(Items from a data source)
※
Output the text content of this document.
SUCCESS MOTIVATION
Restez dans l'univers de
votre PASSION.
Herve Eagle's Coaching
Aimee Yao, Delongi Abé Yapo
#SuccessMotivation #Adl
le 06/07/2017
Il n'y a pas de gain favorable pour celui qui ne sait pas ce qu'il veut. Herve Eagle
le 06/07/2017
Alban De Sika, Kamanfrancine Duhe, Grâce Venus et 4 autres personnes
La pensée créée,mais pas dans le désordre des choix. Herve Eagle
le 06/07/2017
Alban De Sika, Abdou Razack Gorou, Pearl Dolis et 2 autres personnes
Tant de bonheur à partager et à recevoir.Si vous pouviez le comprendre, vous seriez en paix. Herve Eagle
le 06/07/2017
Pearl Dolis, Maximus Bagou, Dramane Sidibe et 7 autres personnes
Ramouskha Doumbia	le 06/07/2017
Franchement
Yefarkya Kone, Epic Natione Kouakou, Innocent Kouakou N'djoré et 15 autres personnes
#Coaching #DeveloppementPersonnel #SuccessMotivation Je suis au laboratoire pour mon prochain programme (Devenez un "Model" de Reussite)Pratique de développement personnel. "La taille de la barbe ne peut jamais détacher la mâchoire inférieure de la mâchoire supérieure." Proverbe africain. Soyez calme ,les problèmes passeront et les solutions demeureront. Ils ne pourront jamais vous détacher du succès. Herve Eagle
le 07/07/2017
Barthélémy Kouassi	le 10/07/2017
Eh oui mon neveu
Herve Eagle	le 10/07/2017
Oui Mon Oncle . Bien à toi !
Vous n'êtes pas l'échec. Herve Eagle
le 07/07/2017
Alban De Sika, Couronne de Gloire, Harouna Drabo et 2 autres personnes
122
※
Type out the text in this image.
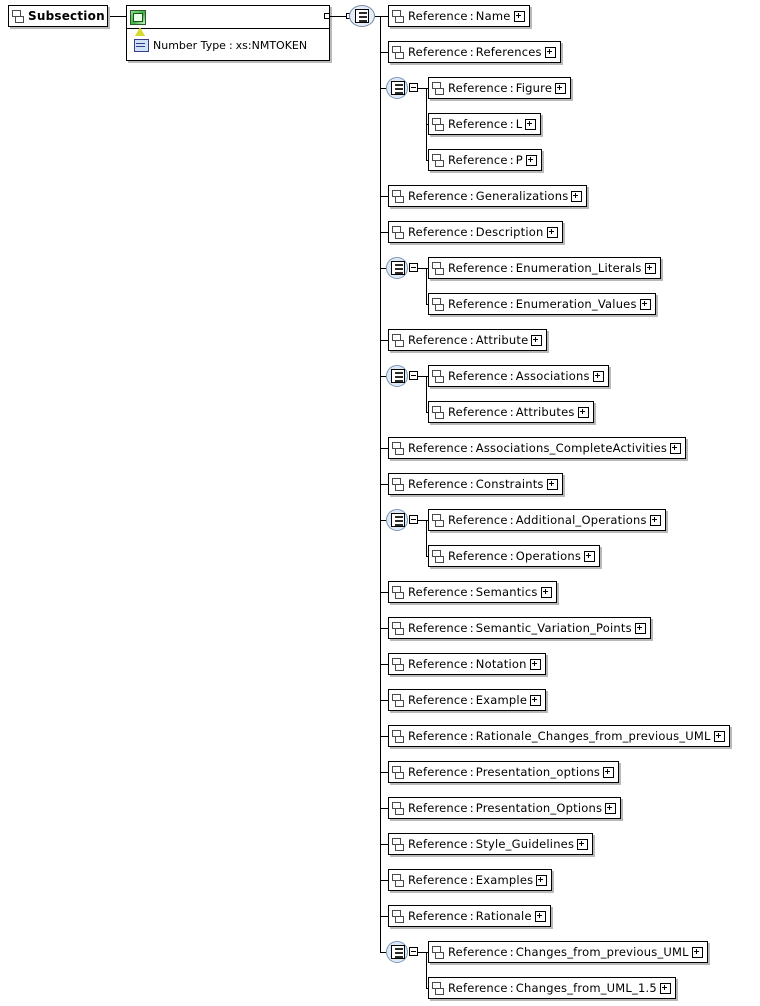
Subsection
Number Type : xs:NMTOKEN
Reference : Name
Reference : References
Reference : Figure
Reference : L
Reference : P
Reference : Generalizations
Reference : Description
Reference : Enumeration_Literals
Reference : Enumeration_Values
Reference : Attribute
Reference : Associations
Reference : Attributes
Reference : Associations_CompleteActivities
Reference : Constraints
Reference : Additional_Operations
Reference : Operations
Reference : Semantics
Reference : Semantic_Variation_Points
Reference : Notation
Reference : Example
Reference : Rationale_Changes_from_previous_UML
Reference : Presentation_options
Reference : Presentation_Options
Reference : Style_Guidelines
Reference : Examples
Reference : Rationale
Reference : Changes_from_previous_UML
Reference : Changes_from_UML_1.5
※
[Task brief] Write out every line of the listing that holds the word "text".

[Reply to the task]
Output the text content of this document.
Type out the text in this image.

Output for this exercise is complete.